[Source excerpt]:
To try to state the conflict as clearly and as simplistically as possible:

a.) There are those that hate war, hate violence and destruction, and hate people who love it and who celebrate the warrior hero. They believe the world would be fine if everyone simply refused to fight. They believe the soldier should be ashamed of what he does.

b.) There are those who love war, and hate the stupidity and naivety of those who believe we can solve all of our disputes without war. They hate people who not only fail to appreciate a soldier that puts his life on the line but denigrates the soldier for it as well.

Of course I’m playing this up to make a point. But you can’t believe the passion. I’ve found that people are most passionate about what they are attempting to suppress in themselves. And that’s why I say there is an inner conflict operating.

Young people buy most of the movie tickets. During this era of the Nixon presidency popular films were, Easy Rider, Bonny and Clyde, Butch Cassidy and the Sundance Kid, The Godfather, The Wild Bunch, Papillion, and The Getaway. These are all films about people playing against the establishment. Making heroes out of outlaws. For a warrior hero we have the film Patton which shows him as a rather demented character who loved war and loved war glory more than anything – and had no compassion or concern for the loss of life.

[Written task 1]: Lay out as a numbered list the part of the listing that opens with its first line and closes with the line containing "- carrier-name: Home", leaving out any blank lines.
The passage above and the listing below have no connection to each other.

[Spatial layout data]:

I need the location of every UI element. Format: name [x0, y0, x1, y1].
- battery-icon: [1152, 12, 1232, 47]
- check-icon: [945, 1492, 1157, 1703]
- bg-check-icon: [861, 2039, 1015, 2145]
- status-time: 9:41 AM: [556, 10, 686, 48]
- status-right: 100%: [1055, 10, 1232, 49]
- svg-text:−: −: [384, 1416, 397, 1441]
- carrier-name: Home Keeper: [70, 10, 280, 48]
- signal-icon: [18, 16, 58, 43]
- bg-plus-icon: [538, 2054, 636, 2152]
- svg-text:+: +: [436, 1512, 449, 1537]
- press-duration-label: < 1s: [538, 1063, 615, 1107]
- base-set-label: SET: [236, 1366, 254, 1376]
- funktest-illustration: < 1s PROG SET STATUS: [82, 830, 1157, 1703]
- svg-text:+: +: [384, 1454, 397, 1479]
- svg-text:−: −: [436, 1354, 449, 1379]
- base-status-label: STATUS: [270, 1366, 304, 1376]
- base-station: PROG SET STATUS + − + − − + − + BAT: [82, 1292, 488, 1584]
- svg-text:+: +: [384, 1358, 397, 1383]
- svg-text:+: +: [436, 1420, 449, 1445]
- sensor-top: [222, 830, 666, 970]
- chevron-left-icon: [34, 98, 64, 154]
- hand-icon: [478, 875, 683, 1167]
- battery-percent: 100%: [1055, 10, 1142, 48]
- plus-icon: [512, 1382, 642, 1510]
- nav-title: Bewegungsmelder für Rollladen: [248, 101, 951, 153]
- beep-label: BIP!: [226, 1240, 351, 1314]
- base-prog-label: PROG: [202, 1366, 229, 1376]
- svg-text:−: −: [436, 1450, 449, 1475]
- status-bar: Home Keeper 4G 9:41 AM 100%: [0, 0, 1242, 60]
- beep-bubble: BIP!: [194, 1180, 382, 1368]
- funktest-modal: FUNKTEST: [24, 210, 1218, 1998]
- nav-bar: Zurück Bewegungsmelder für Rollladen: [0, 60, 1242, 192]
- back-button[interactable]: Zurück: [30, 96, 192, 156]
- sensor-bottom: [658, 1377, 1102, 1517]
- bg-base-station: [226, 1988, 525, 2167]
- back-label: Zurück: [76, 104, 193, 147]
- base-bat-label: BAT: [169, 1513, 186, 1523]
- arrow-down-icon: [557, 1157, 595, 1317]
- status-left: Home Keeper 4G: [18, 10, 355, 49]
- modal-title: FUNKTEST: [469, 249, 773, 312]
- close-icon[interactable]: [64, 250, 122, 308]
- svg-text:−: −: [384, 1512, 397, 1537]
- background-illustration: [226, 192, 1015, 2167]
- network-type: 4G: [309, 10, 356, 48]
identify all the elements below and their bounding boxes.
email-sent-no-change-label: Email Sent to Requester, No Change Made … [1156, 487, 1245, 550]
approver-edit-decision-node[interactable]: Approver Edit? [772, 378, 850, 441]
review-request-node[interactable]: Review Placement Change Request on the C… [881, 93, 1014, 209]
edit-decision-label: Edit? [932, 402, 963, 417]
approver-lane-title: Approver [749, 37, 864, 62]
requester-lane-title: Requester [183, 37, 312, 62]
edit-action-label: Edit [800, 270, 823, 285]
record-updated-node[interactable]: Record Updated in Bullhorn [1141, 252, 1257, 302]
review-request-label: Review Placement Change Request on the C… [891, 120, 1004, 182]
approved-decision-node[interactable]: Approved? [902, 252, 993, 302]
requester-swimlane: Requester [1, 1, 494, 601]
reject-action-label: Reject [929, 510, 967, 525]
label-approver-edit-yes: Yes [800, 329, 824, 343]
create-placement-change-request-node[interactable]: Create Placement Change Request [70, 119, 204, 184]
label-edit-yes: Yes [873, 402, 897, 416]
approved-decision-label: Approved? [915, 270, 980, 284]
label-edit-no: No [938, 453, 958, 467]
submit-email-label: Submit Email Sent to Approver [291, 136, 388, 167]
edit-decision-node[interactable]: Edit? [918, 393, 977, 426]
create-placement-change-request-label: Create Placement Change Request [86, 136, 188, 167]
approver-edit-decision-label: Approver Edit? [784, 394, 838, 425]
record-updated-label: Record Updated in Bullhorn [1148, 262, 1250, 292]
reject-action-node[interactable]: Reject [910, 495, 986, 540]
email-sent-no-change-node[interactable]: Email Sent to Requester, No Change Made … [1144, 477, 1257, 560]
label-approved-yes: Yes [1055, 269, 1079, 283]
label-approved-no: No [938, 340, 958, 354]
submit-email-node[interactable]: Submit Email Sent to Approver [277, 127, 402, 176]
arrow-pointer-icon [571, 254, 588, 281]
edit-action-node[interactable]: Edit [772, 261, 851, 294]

[Written task 2]: In the passage on attitudes toward war, which film is named as the one offering a warrior hero?

[Task output 1]:
1. I need the location of every UI element. Format: name [x0, y0, x1, y1].
2. - battery-icon: [1152, 12, 1232, 47]
3. - check-icon: [945, 1492, 1157, 1703]
4. - bg-check-icon: [861, 2039, 1015, 2145]
5. - status-time: 9:41 AM: [556, 10, 686, 48]
6. - status-right: 100%: [1055, 10, 1232, 49]
7. - svg-text:−: −: [384, 1416, 397, 1441]
8. - carrier-name: Home Keeper: [70, 10, 280, 48]

[Task output 2]: Patton